▶ [Entries shown]:

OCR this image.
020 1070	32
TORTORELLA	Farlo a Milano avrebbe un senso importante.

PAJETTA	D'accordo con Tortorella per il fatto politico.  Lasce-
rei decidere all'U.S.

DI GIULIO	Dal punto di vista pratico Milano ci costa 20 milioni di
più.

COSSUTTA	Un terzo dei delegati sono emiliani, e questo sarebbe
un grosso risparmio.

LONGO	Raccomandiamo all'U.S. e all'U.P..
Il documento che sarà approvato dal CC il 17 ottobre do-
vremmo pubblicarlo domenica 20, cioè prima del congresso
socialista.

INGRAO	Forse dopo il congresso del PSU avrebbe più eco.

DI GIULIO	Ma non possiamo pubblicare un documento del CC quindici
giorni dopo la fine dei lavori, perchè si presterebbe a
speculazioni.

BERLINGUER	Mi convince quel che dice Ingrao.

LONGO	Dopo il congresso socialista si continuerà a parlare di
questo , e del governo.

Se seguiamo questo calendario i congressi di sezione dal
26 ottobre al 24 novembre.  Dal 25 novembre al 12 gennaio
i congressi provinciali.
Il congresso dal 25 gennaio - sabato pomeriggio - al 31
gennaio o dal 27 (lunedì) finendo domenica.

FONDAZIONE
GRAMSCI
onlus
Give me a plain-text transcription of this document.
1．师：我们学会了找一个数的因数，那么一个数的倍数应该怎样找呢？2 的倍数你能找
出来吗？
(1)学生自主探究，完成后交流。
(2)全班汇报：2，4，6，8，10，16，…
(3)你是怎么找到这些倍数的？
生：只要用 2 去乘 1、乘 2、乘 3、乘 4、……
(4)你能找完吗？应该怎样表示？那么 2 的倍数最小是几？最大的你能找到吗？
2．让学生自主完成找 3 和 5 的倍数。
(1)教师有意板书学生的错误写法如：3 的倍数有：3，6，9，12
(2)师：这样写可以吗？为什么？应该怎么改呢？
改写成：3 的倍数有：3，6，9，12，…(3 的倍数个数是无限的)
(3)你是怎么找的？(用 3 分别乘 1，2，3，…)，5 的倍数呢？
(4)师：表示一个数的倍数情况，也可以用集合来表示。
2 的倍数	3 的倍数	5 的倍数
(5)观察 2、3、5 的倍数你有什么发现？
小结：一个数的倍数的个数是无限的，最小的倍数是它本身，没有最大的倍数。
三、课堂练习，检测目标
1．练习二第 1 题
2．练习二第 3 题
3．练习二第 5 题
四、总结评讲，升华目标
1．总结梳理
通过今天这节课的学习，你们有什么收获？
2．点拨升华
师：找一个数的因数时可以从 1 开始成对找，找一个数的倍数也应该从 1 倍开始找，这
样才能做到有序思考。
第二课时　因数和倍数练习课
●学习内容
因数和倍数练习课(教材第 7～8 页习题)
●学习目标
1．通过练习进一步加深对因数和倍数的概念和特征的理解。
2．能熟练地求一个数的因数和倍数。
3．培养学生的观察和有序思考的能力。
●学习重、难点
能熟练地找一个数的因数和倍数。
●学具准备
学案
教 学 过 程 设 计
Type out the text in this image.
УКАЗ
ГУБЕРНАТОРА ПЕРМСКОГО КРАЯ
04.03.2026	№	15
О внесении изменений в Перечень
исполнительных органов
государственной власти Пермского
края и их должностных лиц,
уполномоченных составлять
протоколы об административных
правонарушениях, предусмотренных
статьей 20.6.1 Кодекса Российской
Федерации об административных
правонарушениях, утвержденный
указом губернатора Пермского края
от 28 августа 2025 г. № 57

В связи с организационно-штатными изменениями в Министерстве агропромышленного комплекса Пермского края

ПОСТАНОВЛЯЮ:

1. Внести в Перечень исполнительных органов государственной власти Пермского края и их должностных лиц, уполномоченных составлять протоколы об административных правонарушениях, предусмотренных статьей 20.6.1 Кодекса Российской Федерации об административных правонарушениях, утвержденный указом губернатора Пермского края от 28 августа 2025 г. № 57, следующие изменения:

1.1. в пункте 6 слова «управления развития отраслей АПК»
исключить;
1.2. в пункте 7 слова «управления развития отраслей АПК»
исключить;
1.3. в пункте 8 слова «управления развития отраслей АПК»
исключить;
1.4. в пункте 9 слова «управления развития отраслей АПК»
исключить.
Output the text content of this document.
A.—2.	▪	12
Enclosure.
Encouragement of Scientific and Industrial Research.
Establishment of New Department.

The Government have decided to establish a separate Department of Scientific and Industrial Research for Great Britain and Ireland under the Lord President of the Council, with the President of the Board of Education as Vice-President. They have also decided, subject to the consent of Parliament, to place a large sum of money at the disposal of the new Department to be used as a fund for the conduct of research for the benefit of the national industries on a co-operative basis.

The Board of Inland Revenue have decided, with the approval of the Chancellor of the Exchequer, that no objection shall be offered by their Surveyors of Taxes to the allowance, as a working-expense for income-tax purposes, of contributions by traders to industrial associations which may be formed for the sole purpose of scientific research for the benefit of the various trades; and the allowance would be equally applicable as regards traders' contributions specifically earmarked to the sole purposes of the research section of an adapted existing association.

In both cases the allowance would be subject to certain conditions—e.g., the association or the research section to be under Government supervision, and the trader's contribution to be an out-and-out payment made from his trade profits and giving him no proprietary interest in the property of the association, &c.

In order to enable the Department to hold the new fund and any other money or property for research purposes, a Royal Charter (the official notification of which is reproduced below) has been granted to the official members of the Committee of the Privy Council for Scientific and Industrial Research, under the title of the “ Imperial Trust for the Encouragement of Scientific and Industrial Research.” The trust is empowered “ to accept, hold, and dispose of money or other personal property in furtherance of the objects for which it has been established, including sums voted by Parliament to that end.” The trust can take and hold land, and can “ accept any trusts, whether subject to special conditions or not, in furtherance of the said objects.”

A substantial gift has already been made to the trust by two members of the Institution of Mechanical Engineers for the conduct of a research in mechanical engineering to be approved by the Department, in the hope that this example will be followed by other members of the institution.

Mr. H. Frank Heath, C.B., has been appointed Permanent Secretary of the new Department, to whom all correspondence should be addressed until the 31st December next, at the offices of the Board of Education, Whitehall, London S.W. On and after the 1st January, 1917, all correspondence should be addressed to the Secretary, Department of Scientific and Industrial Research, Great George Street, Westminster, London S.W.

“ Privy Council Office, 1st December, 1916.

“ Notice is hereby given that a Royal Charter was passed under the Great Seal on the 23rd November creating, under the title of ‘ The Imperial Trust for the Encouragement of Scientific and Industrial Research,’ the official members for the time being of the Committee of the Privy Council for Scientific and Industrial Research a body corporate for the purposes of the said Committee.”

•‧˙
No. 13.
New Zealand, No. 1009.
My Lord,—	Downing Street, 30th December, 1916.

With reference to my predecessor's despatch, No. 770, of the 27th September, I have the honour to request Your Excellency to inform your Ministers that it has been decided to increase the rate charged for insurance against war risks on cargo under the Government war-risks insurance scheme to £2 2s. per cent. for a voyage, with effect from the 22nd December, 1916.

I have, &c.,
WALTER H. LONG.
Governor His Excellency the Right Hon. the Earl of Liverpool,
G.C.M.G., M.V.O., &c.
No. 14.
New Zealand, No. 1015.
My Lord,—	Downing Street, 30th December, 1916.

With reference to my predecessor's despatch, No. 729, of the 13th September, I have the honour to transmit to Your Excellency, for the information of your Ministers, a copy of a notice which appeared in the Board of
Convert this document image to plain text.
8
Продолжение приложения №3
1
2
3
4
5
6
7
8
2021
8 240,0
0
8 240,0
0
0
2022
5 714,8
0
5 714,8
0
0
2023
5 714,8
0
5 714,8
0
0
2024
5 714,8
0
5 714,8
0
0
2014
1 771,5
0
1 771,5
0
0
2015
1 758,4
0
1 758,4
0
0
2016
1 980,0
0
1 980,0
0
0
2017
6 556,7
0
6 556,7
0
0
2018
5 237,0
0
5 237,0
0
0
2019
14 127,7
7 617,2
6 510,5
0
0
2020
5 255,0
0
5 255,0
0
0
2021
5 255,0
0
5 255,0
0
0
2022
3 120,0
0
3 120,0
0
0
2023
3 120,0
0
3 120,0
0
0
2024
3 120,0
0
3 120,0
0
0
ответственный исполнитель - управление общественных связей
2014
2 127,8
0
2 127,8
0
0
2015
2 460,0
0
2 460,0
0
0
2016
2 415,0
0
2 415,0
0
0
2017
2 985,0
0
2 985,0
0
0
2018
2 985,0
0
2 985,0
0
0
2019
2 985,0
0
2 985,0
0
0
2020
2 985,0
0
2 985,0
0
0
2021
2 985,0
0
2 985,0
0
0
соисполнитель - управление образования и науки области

▶ [Set exercise]:
Give back exactly the lines from the line holding "Convert this document image to plain text." through the last line of the listing, including both.

▶ [Result of this task]:
Convert this document image to plain text.
8
Продолжение приложения №3
1
2
3
4
5
6
7
8
2021
8 240,0
0
8 240,0
0
0
2022
5 714,8
0
5 714,8
0
0
2023
5 714,8
0
5 714,8
0
0
2024
5 714,8
0
5 714,8
0
0
2014
1 771,5
0
1 771,5
0
0
2015
1 758,4
0
1 758,4
0
0
2016
1 980,0
0
1 980,0
0
0
2017
6 556,7
0
6 556,7
0
0
2018
5 237,0
0
5 237,0
0
0
2019
14 127,7
7 617,2
6 510,5
0
0
2020
5 255,0
0
5 255,0
0
0
2021
5 255,0
0
5 255,0
0
0
2022
3 120,0
0
3 120,0
0
0
2023
3 120,0
0
3 120,0
0
0
2024
3 120,0
0
3 120,0
0
0
ответственный исполнитель - управление общественных связей
2014
2 127,8
0
2 127,8
0
0
2015
2 460,0
0
2 460,0
0
0
2016
2 415,0
0
2 415,0
0
0
2017
2 985,0
0
2 985,0
0
0
2018
2 985,0
0
2 985,0
0
0
2019
2 985,0
0
2 985,0
0
0
2020
2 985,0
0
2 985,0
0
0
2021
2 985,0
0
2 985,0
0
0
соисполнитель - управление образования и науки области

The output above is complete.